● Given request: Leave out the pictures and restate the rest of the data exactly.

* begin Records shown *

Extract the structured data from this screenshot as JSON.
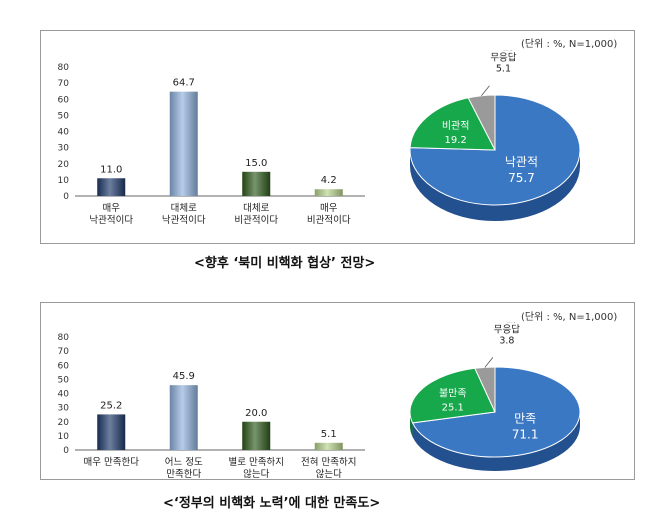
{
  "charts": [
    {
      "unit_note": "(단위 : %, N=1,000)",
      "caption": "<향후 ‘북미 비핵화 협상’ 전망>",
      "bar": {
        "type": "bar",
        "categories": [
          [
            "매우",
            "낙관적이다"
          ],
          [
            "대체로",
            "낙관적이다"
          ],
          [
            "대체로",
            "비관적이다"
          ],
          [
            "매우",
            "비관적이다"
          ]
        ],
        "values": [
          11.0,
          64.7,
          15.0,
          4.2
        ],
        "value_labels": [
          "11.0",
          "64.7",
          "15.0",
          "4.2"
        ],
        "ylim": [
          0,
          80
        ],
        "yticks": [
          "0",
          "10",
          "20",
          "30",
          "40",
          "50",
          "60",
          "70",
          "80"
        ],
        "colors": [
          "#1f3a6b",
          "#8fb0dc",
          "#2e5a1c",
          "#b7d38b"
        ]
      },
      "pie": {
        "type": "pie",
        "slices": [
          {
            "label": "낙관적",
            "value": 75.7,
            "value_label": "75.7",
            "color": "#3b78c4",
            "side": "#23508e"
          },
          {
            "label": "비관적",
            "value": 19.2,
            "value_label": "19.2",
            "color": "#16a84a",
            "side": "#0e7333"
          },
          {
            "label": [
              "모름/",
              "무응답"
            ],
            "value": 5.1,
            "value_label": "5.1",
            "color": "#9a9a9a",
            "side": "#6c6c6c"
          }
        ]
      }
    },
    {
      "unit_note": "(단위 : %, N=1,000)",
      "caption": "<‘정부의 비핵화 노력’에 대한 만족도>",
      "bar": {
        "type": "bar",
        "categories": [
          [
            "매우 만족한다"
          ],
          [
            "어느 정도",
            "만족한다"
          ],
          [
            "별로 만족하지",
            "않는다"
          ],
          [
            "전혀 만족하지",
            "않는다"
          ]
        ],
        "values": [
          25.2,
          45.9,
          20.0,
          5.1
        ],
        "value_labels": [
          "25.2",
          "45.9",
          "20.0",
          "5.1"
        ],
        "ylim": [
          0,
          80
        ],
        "yticks": [
          "0",
          "10",
          "20",
          "30",
          "40",
          "50",
          "60",
          "70",
          "80"
        ],
        "colors": [
          "#1f3a6b",
          "#8fb0dc",
          "#2e5a1c",
          "#b7d38b"
        ]
      },
      "pie": {
        "type": "pie",
        "slices": [
          {
            "label": "만족",
            "value": 71.1,
            "value_label": "71.1",
            "color": "#3b78c4",
            "side": "#23508e"
          },
          {
            "label": "불만족",
            "value": 25.1,
            "value_label": "25.1",
            "color": "#16a84a",
            "side": "#0e7333"
          },
          {
            "label": [
              "모름/",
              "무응답"
            ],
            "value": 3.8,
            "value_label": "3.8",
            "color": "#9a9a9a",
            "side": "#6c6c6c"
          }
        ]
      }
    }
  ]
}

* end Records shown *

● Complete response:
Extract the structured data from this screenshot as JSON.
{
  "charts": [
    {
      "unit_note": "(단위 : %, N=1,000)",
      "caption": "<향후 ‘북미 비핵화 협상’ 전망>",
      "bar": {
        "type": "bar",
        "categories": [
          [
            "매우",
            "낙관적이다"
          ],
          [
            "대체로",
            "낙관적이다"
          ],
          [
            "대체로",
            "비관적이다"
          ],
          [
            "매우",
            "비관적이다"
          ]
        ],
        "values": [
          11.0,
          64.7,
          15.0,
          4.2
        ],
        "value_labels": [
          "11.0",
          "64.7",
          "15.0",
          "4.2"
        ],
        "ylim": [
          0,
          80
        ],
        "yticks": [
          "0",
          "10",
          "20",
          "30",
          "40",
          "50",
          "60",
          "70",
          "80"
        ],
        "colors": [
          "#1f3a6b",
          "#8fb0dc",
          "#2e5a1c",
          "#b7d38b"
        ]
      },
      "pie": {
        "type": "pie",
        "slices": [
          {
            "label": "낙관적",
            "value": 75.7,
            "value_label": "75.7",
            "color": "#3b78c4",
            "side": "#23508e"
          },
          {
            "label": "비관적",
            "value": 19.2,
            "value_label": "19.2",
            "color": "#16a84a",
            "side": "#0e7333"
          },
          {
            "label": [
              "모름/",
              "무응답"
            ],
            "value": 5.1,
            "value_label": "5.1",
            "color": "#9a9a9a",
            "side": "#6c6c6c"
          }
        ]
      }
    },
    {
      "unit_note": "(단위 : %, N=1,000)",
      "caption": "<‘정부의 비핵화 노력’에 대한 만족도>",
      "bar": {
        "type": "bar",
        "categories": [
          [
            "매우 만족한다"
          ],
          [
            "어느 정도",
            "만족한다"
          ],
          [
            "별로 만족하지",
            "않는다"
          ],
          [
            "전혀 만족하지",
            "않는다"
          ]
        ],
        "values": [
          25.2,
          45.9,
          20.0,
          5.1
        ],
        "value_labels": [
          "25.2",
          "45.9",
          "20.0",
          "5.1"
        ],
        "ylim": [
          0,
          80
        ],
        "yticks": [
          "0",
          "10",
          "20",
          "30",
          "40",
          "50",
          "60",
          "70",
          "80"
        ],
        "colors": [
          "#1f3a6b",
          "#8fb0dc",
          "#2e5a1c",
          "#b7d38b"
        ]
      },
      "pie": {
        "type": "pie",
        "slices": [
          {
            "label": "만족",
            "value": 71.1,
            "value_label": "71.1",
            "color": "#3b78c4",
            "side": "#23508e"
          },
          {
            "label": "불만족",
            "value": 25.1,
            "value_label": "25.1",
            "color": "#16a84a",
            "side": "#0e7333"
          },
          {
            "label": [
              "모름/",
              "무응답"
            ],
            "value": 3.8,
            "value_label": "3.8",
            "color": "#9a9a9a",
            "side": "#6c6c6c"
          }
        ]
      }
    }
  ]
}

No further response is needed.